The problem: Track down the lines that contain "page" and copy them.

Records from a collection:

══════════════════════════════

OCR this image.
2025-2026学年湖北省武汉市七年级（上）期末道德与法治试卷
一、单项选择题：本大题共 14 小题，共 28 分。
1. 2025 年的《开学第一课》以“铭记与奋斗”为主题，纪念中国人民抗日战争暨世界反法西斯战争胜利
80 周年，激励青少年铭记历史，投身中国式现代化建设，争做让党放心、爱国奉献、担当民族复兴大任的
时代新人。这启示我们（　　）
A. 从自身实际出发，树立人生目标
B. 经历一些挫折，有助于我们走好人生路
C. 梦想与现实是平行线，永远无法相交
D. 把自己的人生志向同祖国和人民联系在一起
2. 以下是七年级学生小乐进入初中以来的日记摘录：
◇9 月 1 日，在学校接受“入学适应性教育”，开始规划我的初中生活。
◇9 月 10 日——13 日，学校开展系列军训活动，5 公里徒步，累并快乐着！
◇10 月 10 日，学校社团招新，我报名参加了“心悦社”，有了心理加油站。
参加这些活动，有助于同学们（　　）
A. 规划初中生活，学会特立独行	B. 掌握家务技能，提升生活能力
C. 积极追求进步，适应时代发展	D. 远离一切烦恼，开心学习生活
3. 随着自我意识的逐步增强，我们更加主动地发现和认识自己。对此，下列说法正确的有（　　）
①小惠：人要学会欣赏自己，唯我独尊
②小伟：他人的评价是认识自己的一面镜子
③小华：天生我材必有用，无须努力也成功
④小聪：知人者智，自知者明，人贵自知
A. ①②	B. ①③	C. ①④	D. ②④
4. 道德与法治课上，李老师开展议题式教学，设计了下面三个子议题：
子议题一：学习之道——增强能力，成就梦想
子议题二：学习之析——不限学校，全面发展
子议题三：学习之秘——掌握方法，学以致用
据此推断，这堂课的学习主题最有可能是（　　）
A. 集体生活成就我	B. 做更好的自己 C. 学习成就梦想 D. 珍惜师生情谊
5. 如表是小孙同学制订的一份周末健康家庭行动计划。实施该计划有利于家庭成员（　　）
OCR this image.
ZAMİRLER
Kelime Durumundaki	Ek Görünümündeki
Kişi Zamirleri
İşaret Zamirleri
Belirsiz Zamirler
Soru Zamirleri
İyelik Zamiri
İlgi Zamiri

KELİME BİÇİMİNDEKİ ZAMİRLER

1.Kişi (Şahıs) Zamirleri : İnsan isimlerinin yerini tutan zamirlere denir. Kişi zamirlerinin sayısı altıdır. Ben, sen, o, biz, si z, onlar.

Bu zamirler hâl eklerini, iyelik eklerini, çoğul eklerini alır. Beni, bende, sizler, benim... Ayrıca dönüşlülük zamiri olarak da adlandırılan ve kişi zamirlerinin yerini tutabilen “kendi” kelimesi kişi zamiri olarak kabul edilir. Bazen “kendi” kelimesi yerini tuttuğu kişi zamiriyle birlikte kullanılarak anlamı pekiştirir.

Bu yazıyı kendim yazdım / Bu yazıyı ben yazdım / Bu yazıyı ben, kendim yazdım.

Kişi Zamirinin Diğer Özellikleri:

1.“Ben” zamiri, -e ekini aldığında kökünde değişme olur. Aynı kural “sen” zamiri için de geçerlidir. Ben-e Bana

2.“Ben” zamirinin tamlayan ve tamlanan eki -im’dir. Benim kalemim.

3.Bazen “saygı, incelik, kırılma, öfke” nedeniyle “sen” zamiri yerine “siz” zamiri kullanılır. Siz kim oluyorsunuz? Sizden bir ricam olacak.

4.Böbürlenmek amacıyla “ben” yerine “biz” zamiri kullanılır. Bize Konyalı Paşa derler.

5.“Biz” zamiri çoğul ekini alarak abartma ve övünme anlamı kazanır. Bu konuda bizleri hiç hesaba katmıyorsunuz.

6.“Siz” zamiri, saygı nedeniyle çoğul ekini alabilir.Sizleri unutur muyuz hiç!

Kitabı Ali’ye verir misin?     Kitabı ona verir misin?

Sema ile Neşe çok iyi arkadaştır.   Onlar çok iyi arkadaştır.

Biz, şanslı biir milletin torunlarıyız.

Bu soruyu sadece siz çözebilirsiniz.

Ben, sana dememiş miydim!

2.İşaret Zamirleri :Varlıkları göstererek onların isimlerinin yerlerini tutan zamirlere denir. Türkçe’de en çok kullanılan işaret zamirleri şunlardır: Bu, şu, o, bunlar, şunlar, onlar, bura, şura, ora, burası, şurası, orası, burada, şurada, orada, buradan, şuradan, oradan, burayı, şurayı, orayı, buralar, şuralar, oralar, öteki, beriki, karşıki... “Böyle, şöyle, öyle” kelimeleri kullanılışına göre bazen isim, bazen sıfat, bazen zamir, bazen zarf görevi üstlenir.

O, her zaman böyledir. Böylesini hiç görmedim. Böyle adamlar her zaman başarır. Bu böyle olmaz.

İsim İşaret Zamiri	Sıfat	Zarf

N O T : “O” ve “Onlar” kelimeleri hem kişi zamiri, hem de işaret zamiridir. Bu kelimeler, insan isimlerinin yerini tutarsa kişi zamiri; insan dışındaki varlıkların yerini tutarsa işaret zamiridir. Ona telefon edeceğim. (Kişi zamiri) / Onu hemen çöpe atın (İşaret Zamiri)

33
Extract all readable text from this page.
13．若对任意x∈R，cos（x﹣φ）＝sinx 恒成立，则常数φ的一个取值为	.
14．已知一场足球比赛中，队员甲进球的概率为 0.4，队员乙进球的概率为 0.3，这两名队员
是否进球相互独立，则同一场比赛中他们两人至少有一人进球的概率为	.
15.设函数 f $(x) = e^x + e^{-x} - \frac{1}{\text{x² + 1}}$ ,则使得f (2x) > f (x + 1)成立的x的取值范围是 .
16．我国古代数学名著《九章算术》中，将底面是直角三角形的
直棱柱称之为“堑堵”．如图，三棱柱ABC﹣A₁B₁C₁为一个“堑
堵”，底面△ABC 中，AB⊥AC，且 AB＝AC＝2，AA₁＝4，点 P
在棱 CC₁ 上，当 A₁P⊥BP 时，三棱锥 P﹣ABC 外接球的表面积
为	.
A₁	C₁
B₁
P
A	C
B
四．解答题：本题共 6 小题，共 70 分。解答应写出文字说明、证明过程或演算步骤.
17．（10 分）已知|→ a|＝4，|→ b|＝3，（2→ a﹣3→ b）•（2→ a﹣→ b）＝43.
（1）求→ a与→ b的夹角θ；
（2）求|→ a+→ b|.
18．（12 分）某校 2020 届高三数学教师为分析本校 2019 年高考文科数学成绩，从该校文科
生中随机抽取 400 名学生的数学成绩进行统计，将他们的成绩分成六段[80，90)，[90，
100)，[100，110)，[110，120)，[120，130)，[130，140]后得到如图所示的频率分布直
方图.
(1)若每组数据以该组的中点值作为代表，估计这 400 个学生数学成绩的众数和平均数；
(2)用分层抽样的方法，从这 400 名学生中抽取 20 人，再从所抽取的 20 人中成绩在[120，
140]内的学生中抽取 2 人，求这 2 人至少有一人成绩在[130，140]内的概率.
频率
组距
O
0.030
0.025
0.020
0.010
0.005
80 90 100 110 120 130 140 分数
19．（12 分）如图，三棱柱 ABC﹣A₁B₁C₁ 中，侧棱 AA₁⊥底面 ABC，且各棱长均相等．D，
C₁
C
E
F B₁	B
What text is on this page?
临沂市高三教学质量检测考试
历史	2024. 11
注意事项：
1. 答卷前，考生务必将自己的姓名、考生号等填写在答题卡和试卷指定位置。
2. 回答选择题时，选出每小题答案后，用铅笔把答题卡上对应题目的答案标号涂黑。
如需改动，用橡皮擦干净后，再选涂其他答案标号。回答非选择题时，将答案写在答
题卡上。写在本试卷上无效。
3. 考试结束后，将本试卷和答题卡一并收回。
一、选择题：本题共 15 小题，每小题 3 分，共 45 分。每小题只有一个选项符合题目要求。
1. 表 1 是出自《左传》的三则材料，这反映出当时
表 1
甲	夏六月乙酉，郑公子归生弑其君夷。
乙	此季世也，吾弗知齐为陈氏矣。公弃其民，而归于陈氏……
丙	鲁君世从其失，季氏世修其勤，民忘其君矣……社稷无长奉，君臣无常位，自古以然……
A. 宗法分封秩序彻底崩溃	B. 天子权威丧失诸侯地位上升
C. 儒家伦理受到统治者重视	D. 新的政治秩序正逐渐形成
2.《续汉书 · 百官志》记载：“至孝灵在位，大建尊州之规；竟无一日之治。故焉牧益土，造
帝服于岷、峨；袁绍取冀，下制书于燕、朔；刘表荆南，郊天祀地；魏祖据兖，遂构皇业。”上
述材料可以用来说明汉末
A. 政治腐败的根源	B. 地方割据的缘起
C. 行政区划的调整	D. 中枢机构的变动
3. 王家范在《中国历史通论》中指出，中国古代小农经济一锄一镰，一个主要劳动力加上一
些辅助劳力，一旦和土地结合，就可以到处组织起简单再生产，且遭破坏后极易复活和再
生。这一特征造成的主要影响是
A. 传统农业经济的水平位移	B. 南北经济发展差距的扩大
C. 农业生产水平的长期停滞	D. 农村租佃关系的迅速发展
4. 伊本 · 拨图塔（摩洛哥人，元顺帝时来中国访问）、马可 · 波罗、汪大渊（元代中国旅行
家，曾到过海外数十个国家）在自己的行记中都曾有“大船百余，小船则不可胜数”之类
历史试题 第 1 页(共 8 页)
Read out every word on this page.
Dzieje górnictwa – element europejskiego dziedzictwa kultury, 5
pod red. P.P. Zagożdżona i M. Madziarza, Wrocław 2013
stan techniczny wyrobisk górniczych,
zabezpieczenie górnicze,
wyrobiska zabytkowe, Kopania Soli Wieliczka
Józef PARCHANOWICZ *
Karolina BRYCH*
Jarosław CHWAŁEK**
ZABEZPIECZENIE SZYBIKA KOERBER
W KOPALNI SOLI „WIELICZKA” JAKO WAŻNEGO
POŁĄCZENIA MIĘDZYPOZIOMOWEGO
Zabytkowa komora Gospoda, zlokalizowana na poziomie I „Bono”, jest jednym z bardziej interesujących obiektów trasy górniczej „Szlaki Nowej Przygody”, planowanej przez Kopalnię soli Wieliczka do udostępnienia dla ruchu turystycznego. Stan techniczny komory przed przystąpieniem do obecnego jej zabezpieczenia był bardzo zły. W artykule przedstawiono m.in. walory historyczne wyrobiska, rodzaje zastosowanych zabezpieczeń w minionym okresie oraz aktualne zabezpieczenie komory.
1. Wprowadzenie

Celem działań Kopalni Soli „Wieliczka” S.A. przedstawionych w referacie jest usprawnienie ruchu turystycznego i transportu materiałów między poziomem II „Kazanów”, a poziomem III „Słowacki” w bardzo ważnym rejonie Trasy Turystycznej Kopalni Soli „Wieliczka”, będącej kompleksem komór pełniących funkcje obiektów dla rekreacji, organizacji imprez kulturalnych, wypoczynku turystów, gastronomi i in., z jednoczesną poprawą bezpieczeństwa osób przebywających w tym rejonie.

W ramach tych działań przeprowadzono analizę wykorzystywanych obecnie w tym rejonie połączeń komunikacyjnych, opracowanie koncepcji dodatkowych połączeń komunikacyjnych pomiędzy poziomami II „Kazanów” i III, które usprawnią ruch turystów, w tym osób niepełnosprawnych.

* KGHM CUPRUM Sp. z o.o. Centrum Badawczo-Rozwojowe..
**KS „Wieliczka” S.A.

══════════════════════════════

Complete answer:
Extract all readable text from this page.
What text is on this page?
Read out every word on this page.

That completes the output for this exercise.